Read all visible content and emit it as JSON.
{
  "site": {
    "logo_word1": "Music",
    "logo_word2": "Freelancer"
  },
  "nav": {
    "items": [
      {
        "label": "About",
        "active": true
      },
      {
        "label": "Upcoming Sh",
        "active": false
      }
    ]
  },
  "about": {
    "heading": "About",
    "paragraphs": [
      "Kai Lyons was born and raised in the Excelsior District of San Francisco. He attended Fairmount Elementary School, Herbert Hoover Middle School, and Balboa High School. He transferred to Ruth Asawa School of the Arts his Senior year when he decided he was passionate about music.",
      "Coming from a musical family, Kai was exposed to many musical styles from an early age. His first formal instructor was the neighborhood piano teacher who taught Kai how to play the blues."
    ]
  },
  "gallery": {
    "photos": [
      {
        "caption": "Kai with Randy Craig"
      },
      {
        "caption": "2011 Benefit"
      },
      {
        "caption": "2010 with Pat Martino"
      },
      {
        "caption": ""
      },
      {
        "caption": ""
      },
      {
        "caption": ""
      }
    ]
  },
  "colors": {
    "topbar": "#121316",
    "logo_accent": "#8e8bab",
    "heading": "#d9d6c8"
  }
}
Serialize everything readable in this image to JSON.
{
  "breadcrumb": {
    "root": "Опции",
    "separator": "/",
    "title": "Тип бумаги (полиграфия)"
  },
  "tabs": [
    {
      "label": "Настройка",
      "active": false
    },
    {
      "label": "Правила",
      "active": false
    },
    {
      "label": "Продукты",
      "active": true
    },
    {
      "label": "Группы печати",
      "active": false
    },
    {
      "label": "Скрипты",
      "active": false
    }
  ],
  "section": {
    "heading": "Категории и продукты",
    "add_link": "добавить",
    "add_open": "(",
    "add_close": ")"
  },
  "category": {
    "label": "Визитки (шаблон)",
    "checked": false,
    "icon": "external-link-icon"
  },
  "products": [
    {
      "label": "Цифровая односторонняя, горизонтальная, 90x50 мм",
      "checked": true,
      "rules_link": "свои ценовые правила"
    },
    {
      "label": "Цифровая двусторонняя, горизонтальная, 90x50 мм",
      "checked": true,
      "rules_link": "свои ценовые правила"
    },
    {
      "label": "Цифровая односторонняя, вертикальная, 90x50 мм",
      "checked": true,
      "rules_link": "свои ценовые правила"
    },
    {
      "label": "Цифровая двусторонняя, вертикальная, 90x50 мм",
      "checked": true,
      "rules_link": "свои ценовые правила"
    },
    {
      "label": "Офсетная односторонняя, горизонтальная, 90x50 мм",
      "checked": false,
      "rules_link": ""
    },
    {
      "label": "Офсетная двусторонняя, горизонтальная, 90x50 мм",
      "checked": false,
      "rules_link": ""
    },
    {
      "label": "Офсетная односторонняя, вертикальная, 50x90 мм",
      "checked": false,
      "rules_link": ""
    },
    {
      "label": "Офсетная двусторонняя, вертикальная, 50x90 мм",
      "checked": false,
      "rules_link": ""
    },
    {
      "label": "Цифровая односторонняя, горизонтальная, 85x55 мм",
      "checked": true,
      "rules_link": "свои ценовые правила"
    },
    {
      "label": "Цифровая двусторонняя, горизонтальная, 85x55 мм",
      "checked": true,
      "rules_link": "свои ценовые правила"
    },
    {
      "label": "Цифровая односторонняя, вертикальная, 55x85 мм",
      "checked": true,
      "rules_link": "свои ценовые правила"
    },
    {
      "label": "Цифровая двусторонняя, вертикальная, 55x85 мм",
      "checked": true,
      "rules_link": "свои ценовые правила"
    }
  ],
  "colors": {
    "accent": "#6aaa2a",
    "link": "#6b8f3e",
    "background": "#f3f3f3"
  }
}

= = =

● THE EXERCISE
Go through the listing above and restate it word for word.

● EXERCISE ANSWER
Read all visible content and emit it as JSON.
{
  "site": {
    "logo_word1": "Music",
    "logo_word2": "Freelancer"
  },
  "nav": {
    "items": [
      {
        "label": "About",
        "active": true
      },
      {
        "label": "Upcoming Sh",
        "active": false
      }
    ]
  },
  "about": {
    "heading": "About",
    "paragraphs": [
      "Kai Lyons was born and raised in the Excelsior District of San Francisco. He attended Fairmount Elementary School, Herbert Hoover Middle School, and Balboa High School. He transferred to Ruth Asawa School of the Arts his Senior year when he decided he was passionate about music.",
      "Coming from a musical family, Kai was exposed to many musical styles from an early age. His first formal instructor was the neighborhood piano teacher who taught Kai how to play the blues."
    ]
  },
  "gallery": {
    "photos": [
      {
        "caption": "Kai with Randy Craig"
      },
      {
        "caption": "2011 Benefit"
      },
      {
        "caption": "2010 with Pat Martino"
      },
      {
        "caption": ""
      },
      {
        "caption": ""
      },
      {
        "caption": ""
      }
    ]
  },
  "colors": {
    "topbar": "#121316",
    "logo_accent": "#8e8bab",
    "heading": "#d9d6c8"
  }
}
Serialize everything readable in this image to JSON.
{
  "breadcrumb": {
    "root": "Опции",
    "separator": "/",
    "title": "Тип бумаги (полиграфия)"
  },
  "tabs": [
    {
      "label": "Настройка",
      "active": false
    },
    {
      "label": "Правила",
      "active": false
    },
    {
      "label": "Продукты",
      "active": true
    },
    {
      "label": "Группы печати",
      "active": false
    },
    {
      "label": "Скрипты",
      "active": false
    }
  ],
  "section": {
    "heading": "Категории и продукты",
    "add_link": "добавить",
    "add_open": "(",
    "add_close": ")"
  },
  "category": {
    "label": "Визитки (шаблон)",
    "checked": false,
    "icon": "external-link-icon"
  },
  "products": [
    {
      "label": "Цифровая односторонняя, горизонтальная, 90x50 мм",
      "checked": true,
      "rules_link": "свои ценовые правила"
    },
    {
      "label": "Цифровая двусторонняя, горизонтальная, 90x50 мм",
      "checked": true,
      "rules_link": "свои ценовые правила"
    },
    {
      "label": "Цифровая односторонняя, вертикальная, 90x50 мм",
      "checked": true,
      "rules_link": "свои ценовые правила"
    },
    {
      "label": "Цифровая двусторонняя, вертикальная, 90x50 мм",
      "checked": true,
      "rules_link": "свои ценовые правила"
    },
    {
      "label": "Офсетная односторонняя, горизонтальная, 90x50 мм",
      "checked": false,
      "rules_link": ""
    },
    {
      "label": "Офсетная двусторонняя, горизонтальная, 90x50 мм",
      "checked": false,
      "rules_link": ""
    },
    {
      "label": "Офсетная односторонняя, вертикальная, 50x90 мм",
      "checked": false,
      "rules_link": ""
    },
    {
      "label": "Офсетная двусторонняя, вертикальная, 50x90 мм",
      "checked": false,
      "rules_link": ""
    },
    {
      "label": "Цифровая односторонняя, горизонтальная, 85x55 мм",
      "checked": true,
      "rules_link": "свои ценовые правила"
    },
    {
      "label": "Цифровая двусторонняя, горизонтальная, 85x55 мм",
      "checked": true,
      "rules_link": "свои ценовые правила"
    },
    {
      "label": "Цифровая односторонняя, вертикальная, 55x85 мм",
      "checked": true,
      "rules_link": "свои ценовые правила"
    },
    {
      "label": "Цифровая двусторонняя, вертикальная, 55x85 мм",
      "checked": true,
      "rules_link": "свои ценовые правила"
    }
  ],
  "colors": {
    "accent": "#6aaa2a",
    "link": "#6b8f3e",
    "background": "#f3f3f3"
  }
}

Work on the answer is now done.